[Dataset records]
──────

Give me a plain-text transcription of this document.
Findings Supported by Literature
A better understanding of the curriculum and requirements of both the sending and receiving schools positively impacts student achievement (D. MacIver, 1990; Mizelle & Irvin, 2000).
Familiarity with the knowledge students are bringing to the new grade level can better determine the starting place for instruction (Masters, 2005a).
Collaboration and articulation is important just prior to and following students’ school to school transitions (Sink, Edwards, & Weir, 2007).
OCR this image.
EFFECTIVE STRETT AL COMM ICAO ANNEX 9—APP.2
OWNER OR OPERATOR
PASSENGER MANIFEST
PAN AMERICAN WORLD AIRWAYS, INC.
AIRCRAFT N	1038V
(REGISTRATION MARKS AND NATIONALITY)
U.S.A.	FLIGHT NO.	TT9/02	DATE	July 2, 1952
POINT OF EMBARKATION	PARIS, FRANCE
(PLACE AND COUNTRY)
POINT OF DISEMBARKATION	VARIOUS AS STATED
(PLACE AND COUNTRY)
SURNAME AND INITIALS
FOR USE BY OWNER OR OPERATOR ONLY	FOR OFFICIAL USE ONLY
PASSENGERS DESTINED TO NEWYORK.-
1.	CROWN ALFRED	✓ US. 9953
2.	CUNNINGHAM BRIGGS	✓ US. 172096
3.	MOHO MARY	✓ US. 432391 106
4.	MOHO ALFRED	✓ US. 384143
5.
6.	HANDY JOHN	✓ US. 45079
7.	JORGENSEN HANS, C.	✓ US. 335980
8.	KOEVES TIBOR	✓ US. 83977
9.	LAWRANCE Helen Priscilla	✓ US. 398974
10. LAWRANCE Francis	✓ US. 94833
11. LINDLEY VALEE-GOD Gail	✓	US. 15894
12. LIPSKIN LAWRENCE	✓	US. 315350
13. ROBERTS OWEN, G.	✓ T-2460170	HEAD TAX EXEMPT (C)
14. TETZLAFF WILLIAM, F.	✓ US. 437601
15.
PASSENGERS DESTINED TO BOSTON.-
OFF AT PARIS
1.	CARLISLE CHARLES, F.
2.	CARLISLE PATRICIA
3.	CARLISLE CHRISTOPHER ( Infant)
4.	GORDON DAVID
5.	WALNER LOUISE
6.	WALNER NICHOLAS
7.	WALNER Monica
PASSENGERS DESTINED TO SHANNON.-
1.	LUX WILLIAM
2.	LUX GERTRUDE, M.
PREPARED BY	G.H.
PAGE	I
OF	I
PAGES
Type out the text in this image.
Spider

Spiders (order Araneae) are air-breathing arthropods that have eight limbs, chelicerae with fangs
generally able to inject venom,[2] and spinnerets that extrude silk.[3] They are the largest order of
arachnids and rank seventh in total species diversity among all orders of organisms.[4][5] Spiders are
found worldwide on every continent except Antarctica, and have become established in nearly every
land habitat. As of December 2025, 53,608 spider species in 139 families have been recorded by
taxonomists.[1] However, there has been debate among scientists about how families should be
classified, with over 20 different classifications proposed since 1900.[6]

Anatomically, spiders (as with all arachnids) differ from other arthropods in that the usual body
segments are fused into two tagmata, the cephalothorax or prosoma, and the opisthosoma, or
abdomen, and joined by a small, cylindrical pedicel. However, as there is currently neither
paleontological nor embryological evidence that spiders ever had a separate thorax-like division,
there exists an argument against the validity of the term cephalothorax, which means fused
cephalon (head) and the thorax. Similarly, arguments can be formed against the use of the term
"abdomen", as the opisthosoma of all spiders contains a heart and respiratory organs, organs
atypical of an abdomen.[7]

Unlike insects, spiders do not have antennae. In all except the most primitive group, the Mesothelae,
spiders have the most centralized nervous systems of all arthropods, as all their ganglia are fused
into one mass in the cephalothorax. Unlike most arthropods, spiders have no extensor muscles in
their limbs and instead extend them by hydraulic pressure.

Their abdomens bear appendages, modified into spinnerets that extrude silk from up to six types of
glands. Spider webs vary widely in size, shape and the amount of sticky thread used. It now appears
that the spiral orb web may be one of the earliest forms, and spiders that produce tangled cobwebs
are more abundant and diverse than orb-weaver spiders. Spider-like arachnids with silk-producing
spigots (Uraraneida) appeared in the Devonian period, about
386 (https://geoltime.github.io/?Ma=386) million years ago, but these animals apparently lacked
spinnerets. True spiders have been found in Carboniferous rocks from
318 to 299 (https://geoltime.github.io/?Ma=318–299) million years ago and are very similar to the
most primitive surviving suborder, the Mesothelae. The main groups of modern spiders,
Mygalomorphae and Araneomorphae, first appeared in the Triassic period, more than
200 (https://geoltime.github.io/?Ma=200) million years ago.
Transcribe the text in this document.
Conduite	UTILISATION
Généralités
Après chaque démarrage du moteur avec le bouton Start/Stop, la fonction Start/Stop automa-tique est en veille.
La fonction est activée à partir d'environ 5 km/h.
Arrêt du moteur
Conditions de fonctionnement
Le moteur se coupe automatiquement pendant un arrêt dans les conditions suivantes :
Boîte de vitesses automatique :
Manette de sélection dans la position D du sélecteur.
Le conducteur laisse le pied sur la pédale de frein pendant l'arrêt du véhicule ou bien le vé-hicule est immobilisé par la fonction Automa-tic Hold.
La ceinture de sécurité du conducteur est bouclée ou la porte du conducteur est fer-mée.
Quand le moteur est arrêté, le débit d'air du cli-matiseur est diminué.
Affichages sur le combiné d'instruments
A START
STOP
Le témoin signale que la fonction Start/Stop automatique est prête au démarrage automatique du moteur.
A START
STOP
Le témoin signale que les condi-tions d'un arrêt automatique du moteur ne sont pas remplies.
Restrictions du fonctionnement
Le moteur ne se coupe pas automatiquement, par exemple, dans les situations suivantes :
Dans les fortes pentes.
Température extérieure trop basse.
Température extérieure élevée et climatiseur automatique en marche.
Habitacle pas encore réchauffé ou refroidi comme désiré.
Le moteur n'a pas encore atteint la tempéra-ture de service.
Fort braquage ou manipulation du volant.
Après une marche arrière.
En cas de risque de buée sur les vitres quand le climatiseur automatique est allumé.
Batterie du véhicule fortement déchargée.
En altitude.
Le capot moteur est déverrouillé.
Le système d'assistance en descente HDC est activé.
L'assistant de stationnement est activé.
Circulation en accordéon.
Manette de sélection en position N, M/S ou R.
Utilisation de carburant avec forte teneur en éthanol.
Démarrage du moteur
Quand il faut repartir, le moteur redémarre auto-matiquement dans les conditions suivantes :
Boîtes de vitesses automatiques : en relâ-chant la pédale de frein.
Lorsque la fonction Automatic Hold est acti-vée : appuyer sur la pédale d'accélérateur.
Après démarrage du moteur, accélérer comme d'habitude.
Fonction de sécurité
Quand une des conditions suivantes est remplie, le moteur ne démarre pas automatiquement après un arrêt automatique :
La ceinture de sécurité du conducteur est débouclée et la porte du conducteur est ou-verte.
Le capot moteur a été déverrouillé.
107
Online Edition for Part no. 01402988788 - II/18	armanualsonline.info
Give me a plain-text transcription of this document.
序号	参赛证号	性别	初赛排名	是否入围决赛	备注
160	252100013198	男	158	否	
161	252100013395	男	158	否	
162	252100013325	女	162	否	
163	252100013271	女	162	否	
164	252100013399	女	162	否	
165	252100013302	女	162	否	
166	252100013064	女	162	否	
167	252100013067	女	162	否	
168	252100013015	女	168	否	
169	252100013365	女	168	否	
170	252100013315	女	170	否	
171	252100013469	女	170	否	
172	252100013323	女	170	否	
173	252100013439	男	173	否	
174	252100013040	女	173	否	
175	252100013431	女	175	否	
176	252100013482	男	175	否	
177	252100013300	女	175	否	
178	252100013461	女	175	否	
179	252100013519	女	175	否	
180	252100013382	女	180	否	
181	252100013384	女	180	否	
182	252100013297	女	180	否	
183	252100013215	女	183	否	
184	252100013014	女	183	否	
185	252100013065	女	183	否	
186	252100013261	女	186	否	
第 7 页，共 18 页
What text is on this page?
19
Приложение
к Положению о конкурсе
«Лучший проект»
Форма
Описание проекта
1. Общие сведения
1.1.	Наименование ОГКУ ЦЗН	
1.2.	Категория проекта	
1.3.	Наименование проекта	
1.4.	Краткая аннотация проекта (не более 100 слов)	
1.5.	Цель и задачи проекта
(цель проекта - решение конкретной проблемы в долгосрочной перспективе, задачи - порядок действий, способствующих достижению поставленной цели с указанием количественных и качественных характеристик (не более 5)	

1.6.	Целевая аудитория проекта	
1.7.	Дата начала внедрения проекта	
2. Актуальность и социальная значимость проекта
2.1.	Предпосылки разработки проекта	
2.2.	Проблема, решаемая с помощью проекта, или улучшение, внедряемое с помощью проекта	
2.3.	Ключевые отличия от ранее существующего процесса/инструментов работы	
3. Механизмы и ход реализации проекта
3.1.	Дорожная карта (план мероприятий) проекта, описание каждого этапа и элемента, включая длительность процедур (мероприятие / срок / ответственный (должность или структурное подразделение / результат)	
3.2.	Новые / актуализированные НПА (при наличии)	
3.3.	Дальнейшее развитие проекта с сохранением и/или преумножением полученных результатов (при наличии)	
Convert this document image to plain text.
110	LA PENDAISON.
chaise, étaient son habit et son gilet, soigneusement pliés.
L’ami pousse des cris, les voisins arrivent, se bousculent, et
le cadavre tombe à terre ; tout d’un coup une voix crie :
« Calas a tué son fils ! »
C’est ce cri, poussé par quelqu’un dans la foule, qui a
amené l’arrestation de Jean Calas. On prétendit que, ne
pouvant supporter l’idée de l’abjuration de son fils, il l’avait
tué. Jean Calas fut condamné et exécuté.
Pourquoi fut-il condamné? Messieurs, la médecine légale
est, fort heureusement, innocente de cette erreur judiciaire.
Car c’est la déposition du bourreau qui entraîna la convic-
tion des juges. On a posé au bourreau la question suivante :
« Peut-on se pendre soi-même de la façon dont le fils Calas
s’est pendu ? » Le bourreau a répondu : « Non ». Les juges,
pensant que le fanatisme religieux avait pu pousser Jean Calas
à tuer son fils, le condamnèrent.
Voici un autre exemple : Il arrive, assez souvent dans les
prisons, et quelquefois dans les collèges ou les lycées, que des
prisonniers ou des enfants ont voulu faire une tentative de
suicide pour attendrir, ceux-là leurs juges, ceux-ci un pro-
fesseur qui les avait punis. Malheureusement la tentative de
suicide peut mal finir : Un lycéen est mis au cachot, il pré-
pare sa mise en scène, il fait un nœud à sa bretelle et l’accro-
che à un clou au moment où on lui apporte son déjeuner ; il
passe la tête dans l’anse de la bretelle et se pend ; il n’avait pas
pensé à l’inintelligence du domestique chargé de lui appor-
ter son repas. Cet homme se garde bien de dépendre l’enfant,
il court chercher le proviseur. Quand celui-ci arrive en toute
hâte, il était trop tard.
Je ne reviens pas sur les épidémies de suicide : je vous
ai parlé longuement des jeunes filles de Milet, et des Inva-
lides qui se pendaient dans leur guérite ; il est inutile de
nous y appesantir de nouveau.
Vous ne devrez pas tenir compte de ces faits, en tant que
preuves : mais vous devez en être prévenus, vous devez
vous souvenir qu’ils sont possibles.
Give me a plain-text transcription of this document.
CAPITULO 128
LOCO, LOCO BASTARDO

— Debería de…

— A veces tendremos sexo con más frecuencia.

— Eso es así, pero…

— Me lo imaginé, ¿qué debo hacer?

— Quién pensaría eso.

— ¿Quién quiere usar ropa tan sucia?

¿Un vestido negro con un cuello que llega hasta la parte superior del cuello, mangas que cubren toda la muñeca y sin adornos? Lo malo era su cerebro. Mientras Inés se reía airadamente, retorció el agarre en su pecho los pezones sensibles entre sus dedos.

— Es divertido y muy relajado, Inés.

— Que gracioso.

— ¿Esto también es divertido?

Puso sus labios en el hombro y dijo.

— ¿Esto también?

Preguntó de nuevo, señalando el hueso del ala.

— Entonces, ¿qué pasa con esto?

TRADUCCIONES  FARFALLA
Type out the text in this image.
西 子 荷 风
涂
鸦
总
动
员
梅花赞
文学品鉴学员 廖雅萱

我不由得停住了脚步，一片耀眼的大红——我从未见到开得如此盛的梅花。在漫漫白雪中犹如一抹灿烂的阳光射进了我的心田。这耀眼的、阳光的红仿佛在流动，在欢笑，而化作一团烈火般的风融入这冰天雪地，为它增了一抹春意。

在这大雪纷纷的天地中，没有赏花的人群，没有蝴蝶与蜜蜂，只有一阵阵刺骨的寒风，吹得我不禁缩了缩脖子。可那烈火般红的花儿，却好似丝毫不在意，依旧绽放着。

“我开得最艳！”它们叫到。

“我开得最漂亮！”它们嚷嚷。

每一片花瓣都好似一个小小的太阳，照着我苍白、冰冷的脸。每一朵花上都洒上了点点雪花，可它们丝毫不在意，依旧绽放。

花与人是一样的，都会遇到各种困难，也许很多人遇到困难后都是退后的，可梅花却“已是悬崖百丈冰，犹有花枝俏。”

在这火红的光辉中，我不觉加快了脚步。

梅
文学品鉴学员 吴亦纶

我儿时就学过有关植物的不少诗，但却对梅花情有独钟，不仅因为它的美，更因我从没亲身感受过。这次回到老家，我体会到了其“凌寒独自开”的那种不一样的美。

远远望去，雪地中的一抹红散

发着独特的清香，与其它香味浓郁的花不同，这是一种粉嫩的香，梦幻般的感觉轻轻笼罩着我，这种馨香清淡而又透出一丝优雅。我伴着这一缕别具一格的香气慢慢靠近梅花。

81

──────

Written task: Identify the lines of the data that contain the word "limbs". Copy each of them.

The answer:
Spiders (order Araneae) are air-breathing arthropods that have eight limbs, chelicerae with fangs
their limbs and instead extend them by hydraulic pressure.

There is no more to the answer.